> **WHAT IS EXPECTED**
Every entry must be repeated exactly. Exclude all pictures.

** BEGIN EXERCISE DATA **

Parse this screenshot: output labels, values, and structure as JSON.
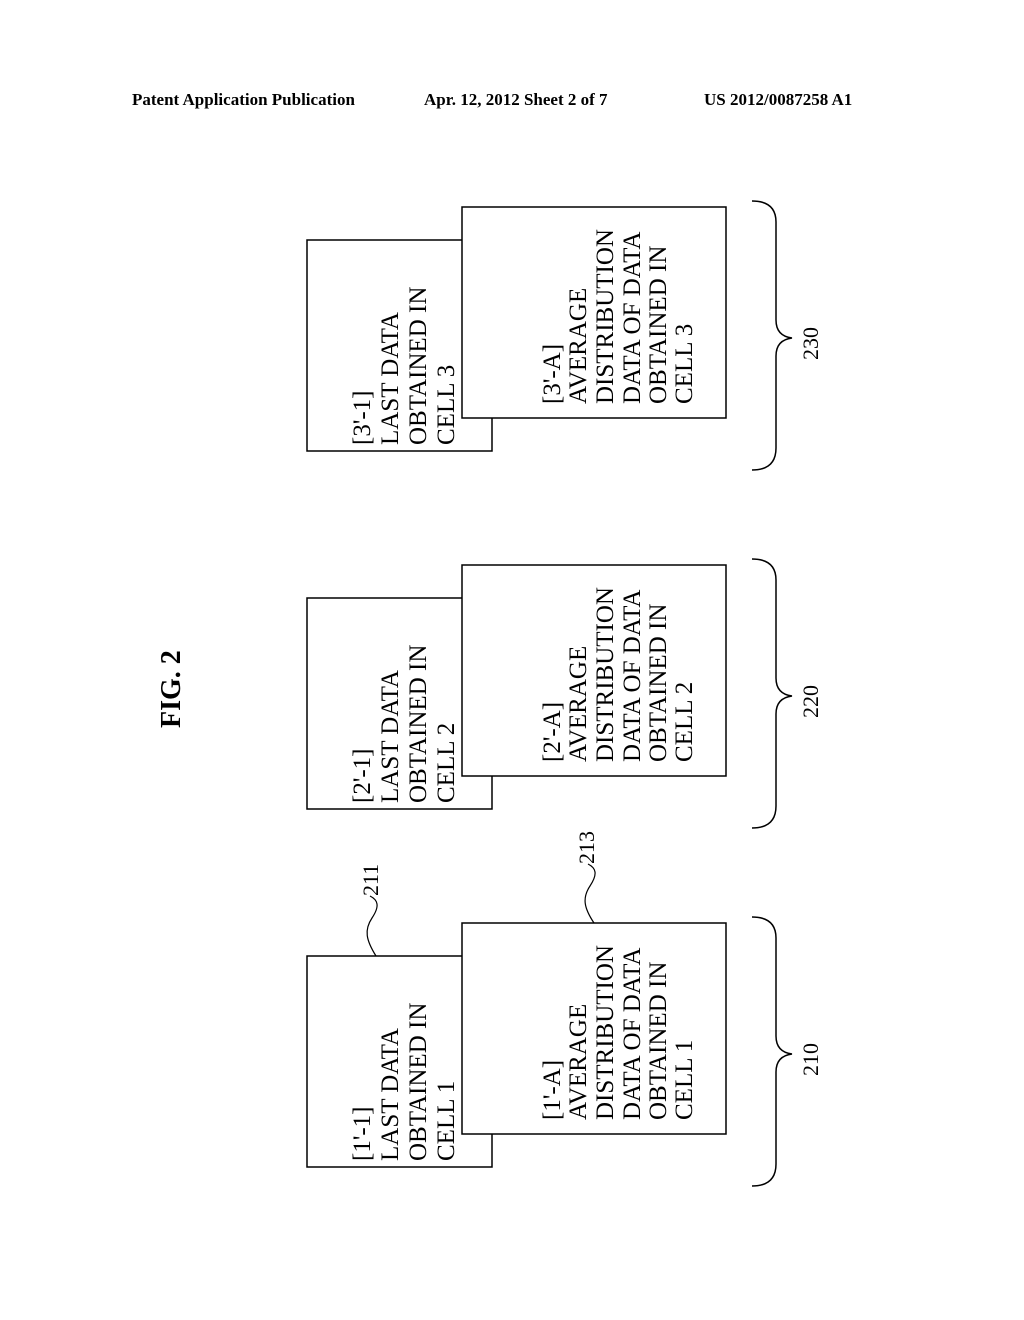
{
  "header": {
    "left": "Patent Application Publication",
    "center": "Apr. 12, 2012  Sheet 2 of 7",
    "right": "US 2012/0087258 A1"
  },
  "figure_label": "FIG. 2",
  "groups": [
    {
      "ref": "230",
      "last_box": [
        "[3'-1]",
        "LAST DATA",
        "OBTAINED IN",
        "CELL 3"
      ],
      "avg_box": [
        "[3'-A]",
        "AVERAGE",
        "DISTRIBUTION",
        "DATA OF DATA",
        "OBTAINED IN",
        "CELL 3"
      ]
    },
    {
      "ref": "220",
      "last_box": [
        "[2'-1]",
        "LAST DATA",
        "OBTAINED IN",
        "CELL 2"
      ],
      "avg_box": [
        "[2'-A]",
        "AVERAGE",
        "DISTRIBUTION",
        "DATA OF DATA",
        "OBTAINED IN",
        "CELL 2"
      ]
    },
    {
      "ref": "210",
      "last_box": [
        "[1'-1]",
        "LAST DATA",
        "OBTAINED IN",
        "CELL 1"
      ],
      "avg_box": [
        "[1'-A]",
        "AVERAGE",
        "DISTRIBUTION",
        "DATA OF DATA",
        "OBTAINED IN",
        "CELL 1"
      ],
      "last_box_ref": "211",
      "avg_box_ref": "213"
    }
  ]
}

** END EXERCISE DATA **

> **ANSWER**
Parse this screenshot: output labels, values, and structure as JSON.
{
  "header": {
    "left": "Patent Application Publication",
    "center": "Apr. 12, 2012  Sheet 2 of 7",
    "right": "US 2012/0087258 A1"
  },
  "figure_label": "FIG. 2",
  "groups": [
    {
      "ref": "230",
      "last_box": [
        "[3'-1]",
        "LAST DATA",
        "OBTAINED IN",
        "CELL 3"
      ],
      "avg_box": [
        "[3'-A]",
        "AVERAGE",
        "DISTRIBUTION",
        "DATA OF DATA",
        "OBTAINED IN",
        "CELL 3"
      ]
    },
    {
      "ref": "220",
      "last_box": [
        "[2'-1]",
        "LAST DATA",
        "OBTAINED IN",
        "CELL 2"
      ],
      "avg_box": [
        "[2'-A]",
        "AVERAGE",
        "DISTRIBUTION",
        "DATA OF DATA",
        "OBTAINED IN",
        "CELL 2"
      ]
    },
    {
      "ref": "210",
      "last_box": [
        "[1'-1]",
        "LAST DATA",
        "OBTAINED IN",
        "CELL 1"
      ],
      "avg_box": [
        "[1'-A]",
        "AVERAGE",
        "DISTRIBUTION",
        "DATA OF DATA",
        "OBTAINED IN",
        "CELL 1"
      ],
      "last_box_ref": "211",
      "avg_box_ref": "213"
    }
  ]
}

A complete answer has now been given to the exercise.